Written task: Copy out, from the entries below, each line holding the string "Timæo".

── Provided material ──

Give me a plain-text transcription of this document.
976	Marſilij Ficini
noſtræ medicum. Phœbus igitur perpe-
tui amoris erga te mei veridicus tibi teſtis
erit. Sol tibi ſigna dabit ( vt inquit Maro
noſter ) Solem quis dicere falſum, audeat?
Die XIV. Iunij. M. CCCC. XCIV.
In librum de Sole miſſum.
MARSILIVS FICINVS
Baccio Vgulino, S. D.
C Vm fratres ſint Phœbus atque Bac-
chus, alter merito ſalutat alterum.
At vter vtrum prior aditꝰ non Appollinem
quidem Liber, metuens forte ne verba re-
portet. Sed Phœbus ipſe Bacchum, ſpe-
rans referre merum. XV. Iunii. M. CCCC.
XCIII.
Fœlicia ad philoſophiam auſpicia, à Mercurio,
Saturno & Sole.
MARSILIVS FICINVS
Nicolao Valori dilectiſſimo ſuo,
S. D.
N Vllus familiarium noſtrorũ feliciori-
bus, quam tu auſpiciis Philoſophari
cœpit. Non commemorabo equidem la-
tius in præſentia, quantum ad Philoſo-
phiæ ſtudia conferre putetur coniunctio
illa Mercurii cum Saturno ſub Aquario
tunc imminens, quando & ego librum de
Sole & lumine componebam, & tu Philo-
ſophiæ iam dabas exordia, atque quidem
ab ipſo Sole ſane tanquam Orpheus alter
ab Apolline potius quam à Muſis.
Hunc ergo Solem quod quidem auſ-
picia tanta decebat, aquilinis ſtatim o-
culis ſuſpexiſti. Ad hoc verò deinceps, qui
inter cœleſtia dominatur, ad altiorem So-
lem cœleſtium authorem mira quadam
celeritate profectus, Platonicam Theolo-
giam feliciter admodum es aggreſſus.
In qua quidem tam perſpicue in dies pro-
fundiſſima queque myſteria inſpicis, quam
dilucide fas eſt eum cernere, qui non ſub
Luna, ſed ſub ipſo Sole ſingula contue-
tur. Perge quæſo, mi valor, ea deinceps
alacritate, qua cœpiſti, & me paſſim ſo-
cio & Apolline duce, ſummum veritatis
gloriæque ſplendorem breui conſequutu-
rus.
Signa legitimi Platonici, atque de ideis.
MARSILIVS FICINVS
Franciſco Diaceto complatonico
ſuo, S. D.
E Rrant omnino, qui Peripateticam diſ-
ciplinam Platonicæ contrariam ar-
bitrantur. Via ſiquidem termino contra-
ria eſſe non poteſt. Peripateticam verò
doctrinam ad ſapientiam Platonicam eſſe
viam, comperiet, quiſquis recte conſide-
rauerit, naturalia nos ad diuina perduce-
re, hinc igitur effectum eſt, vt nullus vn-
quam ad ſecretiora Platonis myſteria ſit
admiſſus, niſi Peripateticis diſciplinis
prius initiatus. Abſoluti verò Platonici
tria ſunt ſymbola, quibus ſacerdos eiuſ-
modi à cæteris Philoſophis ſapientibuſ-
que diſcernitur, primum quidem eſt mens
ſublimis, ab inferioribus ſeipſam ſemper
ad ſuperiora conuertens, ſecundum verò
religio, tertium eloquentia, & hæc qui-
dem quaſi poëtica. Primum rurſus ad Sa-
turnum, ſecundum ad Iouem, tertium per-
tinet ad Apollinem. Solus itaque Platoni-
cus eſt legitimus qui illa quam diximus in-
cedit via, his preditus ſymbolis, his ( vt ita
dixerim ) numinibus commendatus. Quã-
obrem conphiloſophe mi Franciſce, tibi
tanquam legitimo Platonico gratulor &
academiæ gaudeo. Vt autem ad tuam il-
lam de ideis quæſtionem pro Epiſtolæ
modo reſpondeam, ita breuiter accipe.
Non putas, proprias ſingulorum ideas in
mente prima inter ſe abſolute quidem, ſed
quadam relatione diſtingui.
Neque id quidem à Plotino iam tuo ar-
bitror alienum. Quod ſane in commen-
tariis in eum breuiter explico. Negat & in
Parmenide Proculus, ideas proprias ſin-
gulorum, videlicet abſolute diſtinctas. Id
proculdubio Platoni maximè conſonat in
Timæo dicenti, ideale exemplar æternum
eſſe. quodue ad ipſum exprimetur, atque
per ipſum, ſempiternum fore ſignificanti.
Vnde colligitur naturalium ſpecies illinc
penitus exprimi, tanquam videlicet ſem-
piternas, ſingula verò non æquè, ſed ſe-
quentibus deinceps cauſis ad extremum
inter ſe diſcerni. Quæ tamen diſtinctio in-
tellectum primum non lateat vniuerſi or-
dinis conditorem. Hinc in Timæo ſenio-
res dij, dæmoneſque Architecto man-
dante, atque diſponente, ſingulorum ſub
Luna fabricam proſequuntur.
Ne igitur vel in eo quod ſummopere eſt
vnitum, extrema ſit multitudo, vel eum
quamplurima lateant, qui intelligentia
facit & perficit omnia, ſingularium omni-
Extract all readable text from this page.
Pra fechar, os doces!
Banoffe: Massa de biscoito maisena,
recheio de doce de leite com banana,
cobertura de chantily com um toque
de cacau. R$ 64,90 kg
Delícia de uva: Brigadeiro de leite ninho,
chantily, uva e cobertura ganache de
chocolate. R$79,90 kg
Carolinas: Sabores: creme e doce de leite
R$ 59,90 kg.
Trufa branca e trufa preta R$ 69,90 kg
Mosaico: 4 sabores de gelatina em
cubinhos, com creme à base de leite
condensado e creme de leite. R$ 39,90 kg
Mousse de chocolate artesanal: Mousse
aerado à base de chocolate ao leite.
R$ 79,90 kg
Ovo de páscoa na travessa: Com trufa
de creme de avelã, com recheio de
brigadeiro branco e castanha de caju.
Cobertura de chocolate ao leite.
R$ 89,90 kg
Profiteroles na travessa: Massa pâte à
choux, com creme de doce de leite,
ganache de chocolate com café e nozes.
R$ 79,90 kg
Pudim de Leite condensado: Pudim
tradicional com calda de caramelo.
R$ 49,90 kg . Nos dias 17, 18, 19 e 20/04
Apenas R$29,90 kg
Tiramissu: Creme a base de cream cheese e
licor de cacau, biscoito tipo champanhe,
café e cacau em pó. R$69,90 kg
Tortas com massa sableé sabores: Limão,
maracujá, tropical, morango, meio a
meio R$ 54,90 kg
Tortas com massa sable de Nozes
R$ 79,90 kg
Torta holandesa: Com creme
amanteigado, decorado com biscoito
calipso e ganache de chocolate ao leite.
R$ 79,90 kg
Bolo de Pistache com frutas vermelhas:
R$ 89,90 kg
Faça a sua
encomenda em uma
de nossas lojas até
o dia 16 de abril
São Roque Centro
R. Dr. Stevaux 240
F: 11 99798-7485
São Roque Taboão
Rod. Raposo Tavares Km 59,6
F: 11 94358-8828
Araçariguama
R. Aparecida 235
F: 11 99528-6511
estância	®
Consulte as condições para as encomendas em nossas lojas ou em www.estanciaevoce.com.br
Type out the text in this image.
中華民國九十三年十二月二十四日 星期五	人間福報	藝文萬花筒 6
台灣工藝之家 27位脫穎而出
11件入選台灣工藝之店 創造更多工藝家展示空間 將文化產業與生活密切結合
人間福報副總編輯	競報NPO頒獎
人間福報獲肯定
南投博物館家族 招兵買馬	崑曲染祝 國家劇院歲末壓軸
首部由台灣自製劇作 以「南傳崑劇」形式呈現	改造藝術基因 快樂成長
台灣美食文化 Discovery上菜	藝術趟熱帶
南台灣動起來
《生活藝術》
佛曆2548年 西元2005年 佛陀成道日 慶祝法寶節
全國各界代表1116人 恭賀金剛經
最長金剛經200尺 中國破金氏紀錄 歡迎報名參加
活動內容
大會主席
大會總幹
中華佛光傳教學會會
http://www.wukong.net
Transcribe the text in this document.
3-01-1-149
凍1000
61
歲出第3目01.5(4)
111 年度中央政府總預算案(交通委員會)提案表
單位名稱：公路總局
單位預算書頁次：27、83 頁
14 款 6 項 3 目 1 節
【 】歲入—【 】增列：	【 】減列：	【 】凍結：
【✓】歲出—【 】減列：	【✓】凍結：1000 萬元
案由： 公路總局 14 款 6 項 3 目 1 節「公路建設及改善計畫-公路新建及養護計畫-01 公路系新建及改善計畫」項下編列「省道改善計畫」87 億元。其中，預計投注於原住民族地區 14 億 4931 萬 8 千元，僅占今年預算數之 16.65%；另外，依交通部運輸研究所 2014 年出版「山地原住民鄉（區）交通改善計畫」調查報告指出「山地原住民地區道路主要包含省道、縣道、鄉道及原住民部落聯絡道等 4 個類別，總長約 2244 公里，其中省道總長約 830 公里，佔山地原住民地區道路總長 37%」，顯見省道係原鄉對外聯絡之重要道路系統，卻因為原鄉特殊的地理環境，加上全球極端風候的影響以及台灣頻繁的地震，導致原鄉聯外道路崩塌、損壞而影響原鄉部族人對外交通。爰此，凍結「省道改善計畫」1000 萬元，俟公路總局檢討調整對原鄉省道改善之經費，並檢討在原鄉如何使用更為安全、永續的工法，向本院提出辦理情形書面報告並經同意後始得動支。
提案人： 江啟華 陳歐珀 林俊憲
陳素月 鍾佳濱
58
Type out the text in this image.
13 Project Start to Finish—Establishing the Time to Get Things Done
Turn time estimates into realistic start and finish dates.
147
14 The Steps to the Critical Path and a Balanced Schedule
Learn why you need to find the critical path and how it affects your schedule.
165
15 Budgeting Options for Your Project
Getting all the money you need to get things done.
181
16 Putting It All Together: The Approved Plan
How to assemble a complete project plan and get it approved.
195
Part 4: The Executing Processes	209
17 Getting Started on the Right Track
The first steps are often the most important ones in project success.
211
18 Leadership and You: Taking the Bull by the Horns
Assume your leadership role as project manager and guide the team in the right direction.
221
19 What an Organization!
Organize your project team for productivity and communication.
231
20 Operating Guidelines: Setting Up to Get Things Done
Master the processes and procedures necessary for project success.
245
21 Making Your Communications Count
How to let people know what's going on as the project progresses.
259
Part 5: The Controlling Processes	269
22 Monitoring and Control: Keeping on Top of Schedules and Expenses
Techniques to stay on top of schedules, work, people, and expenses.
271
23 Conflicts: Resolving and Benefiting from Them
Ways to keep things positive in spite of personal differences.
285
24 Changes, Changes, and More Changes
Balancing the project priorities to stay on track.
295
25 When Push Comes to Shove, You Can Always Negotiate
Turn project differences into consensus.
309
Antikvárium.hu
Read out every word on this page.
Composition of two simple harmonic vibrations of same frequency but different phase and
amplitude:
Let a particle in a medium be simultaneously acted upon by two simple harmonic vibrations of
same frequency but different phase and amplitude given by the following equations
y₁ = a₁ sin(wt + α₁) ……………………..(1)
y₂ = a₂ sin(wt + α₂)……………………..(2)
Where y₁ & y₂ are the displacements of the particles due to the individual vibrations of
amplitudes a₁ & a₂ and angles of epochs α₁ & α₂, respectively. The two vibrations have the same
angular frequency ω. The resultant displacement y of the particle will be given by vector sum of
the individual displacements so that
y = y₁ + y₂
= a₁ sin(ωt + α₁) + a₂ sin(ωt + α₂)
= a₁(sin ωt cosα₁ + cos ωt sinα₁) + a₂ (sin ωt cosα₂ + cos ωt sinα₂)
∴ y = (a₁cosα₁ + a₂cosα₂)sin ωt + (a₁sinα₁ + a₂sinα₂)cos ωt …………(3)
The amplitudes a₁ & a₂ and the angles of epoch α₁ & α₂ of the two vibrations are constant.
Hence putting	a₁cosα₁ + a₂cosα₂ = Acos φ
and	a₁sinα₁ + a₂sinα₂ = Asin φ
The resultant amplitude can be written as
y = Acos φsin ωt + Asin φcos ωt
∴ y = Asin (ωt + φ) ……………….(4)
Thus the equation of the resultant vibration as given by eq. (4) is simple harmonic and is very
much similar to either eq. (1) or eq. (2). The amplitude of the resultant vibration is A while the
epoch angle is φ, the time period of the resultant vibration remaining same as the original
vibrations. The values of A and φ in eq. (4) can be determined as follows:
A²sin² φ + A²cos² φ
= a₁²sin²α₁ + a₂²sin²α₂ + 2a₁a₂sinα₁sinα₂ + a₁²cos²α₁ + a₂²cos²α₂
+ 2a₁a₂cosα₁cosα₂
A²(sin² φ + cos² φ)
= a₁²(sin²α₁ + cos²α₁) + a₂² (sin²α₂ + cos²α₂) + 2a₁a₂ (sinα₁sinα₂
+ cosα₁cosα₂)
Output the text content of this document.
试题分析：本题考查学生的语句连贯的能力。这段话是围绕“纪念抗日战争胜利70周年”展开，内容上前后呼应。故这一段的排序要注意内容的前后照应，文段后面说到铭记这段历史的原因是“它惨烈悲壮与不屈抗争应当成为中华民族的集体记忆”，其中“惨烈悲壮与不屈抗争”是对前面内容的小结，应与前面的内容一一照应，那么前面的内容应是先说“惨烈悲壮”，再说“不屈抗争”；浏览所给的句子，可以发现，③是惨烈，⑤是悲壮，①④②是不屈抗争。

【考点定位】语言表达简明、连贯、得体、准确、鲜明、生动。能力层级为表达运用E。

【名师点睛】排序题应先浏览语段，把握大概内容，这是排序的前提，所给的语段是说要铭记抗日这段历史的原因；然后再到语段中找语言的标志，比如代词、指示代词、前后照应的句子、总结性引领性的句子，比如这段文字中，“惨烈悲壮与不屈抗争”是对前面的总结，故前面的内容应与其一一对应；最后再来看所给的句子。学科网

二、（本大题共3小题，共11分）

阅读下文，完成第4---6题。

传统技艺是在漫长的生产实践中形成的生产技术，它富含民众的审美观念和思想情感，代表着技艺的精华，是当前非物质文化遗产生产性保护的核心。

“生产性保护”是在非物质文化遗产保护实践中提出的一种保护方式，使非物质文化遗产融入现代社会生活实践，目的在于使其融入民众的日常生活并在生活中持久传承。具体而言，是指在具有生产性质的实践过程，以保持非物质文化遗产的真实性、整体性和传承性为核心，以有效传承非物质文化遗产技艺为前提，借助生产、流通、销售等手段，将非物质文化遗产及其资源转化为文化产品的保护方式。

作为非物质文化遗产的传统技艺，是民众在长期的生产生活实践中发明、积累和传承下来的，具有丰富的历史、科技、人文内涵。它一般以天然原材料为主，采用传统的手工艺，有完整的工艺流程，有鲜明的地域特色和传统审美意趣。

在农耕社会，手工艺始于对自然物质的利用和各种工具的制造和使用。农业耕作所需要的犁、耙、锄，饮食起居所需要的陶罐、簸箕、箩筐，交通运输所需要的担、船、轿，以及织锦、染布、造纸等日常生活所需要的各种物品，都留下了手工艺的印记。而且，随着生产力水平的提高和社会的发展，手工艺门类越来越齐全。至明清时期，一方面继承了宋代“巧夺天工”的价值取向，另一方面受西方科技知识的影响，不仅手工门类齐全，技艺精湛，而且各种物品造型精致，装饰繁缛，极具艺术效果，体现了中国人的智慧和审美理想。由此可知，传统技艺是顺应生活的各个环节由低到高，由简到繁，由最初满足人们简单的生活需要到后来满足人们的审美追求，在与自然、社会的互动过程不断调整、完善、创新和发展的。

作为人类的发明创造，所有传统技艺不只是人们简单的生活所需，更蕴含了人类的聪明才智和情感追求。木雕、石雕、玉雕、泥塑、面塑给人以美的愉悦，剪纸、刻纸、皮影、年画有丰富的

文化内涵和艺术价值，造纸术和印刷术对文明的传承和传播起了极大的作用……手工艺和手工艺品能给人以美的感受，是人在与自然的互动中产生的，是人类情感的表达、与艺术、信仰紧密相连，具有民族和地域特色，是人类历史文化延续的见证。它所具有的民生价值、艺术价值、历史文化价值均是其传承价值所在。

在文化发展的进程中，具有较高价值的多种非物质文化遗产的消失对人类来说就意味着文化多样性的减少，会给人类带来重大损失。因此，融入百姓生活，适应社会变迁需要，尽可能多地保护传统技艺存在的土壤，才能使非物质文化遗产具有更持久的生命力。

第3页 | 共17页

───

Output for this exercise:
Timæo dicenti, ideale exemplar æternum
dinis conditorem. Hinc in Timæo ſenio-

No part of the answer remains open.